REQUIREMENT: Pick out each line of the records that includes the string "this", and copy it.

* * * * * * *

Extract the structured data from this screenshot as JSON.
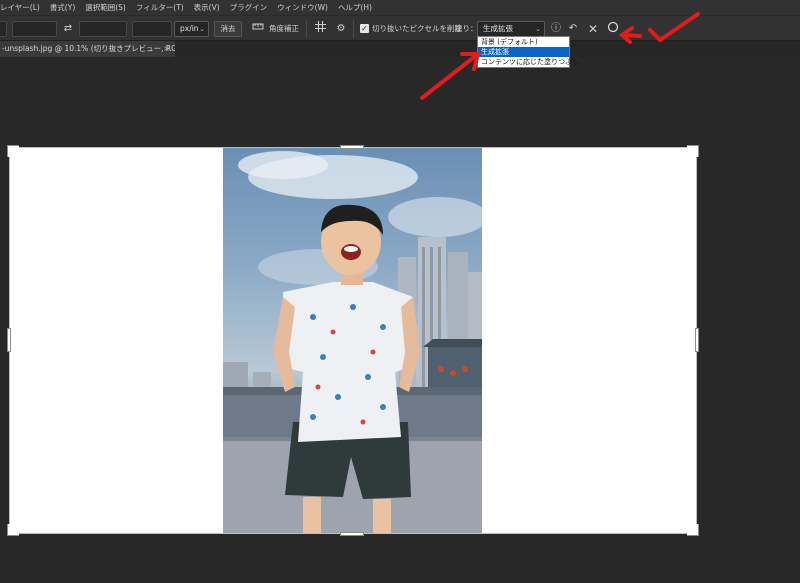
{
  "menubar": {
    "items": [
      "レイヤー(L)",
      "書式(Y)",
      "選択範囲(S)",
      "フィルター(T)",
      "表示(V)",
      "プラグイン",
      "ウィンドウ(W)",
      "ヘルプ(H)"
    ]
  },
  "options": {
    "unit_select": "px/in",
    "clear_button": "消去",
    "straighten_label": "角度補正",
    "delete_cropped_label": "切り抜いたピクセルを削除",
    "fill_label": "塗り：",
    "fill_selected": "生成拡張",
    "fill_options": [
      "背景 (デフォルト)",
      "生成拡張",
      "コンテンツに応じた塗りつぶし"
    ]
  },
  "tab": {
    "title": "-unsplash.jpg @ 10.1% (切り抜きプレビュー, RGB/8) *",
    "close_glyph": "×"
  },
  "icons": {
    "swap": "swap-icon",
    "straighten": "straighten-icon",
    "grid": "grid-overlay-icon",
    "gear": "gear-icon",
    "info": "info-icon",
    "reset": "reset-icon",
    "cancel": "cancel-icon",
    "commit": "commit-icon"
  },
  "colors": {
    "annotation_red": "#e21b1b",
    "selected_option": "#0a64c8"
  }
}
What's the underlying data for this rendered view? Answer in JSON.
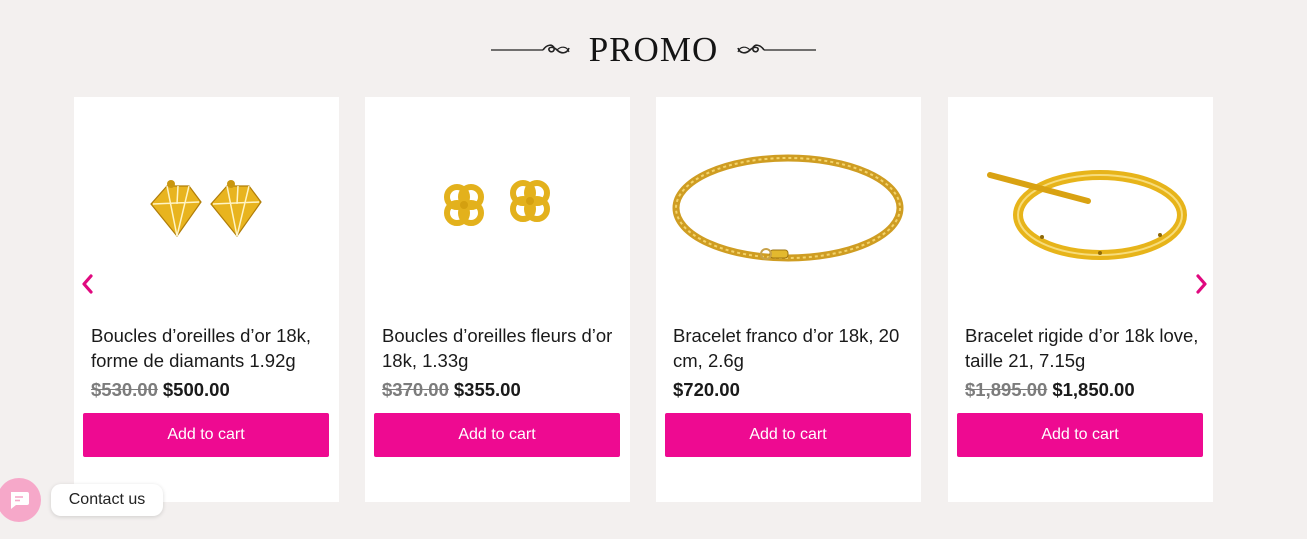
{
  "section": {
    "title": "PROMO"
  },
  "colors": {
    "accent": "#ee0a91",
    "background": "#f3f0ef",
    "gold": "#e5b522"
  },
  "products": [
    {
      "title": "Boucles d’oreilles d’or 18k, forme de diamants 1.92g",
      "old_price": "$530.00",
      "price": "$500.00",
      "cta": "Add to cart",
      "image_icon": "diamond-earrings-image"
    },
    {
      "title": "Boucles d’oreilles fleurs d’or 18k, 1.33g",
      "old_price": "$370.00",
      "price": "$355.00",
      "cta": "Add to cart",
      "image_icon": "flower-earrings-image"
    },
    {
      "title": "Bracelet franco d’or 18k, 20 cm, 2.6g",
      "old_price": "",
      "price": "$720.00",
      "cta": "Add to cart",
      "image_icon": "chain-bracelet-image"
    },
    {
      "title": "Bracelet rigide d’or 18k love, taille 21, 7.15g",
      "old_price": "$1,895.00",
      "price": "$1,850.00",
      "cta": "Add to cart",
      "image_icon": "bangle-bracelet-image"
    }
  ],
  "carousel": {
    "prev_icon": "chevron-left-icon",
    "next_icon": "chevron-right-icon"
  },
  "contact": {
    "label": "Contact us",
    "icon": "chat-icon"
  }
}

* * * * * * *

ANSWER TO THE EXERCISE:
Extract the structured data from this screenshot as JSON.
What's the underlying data for this rendered view? Answer in JSON.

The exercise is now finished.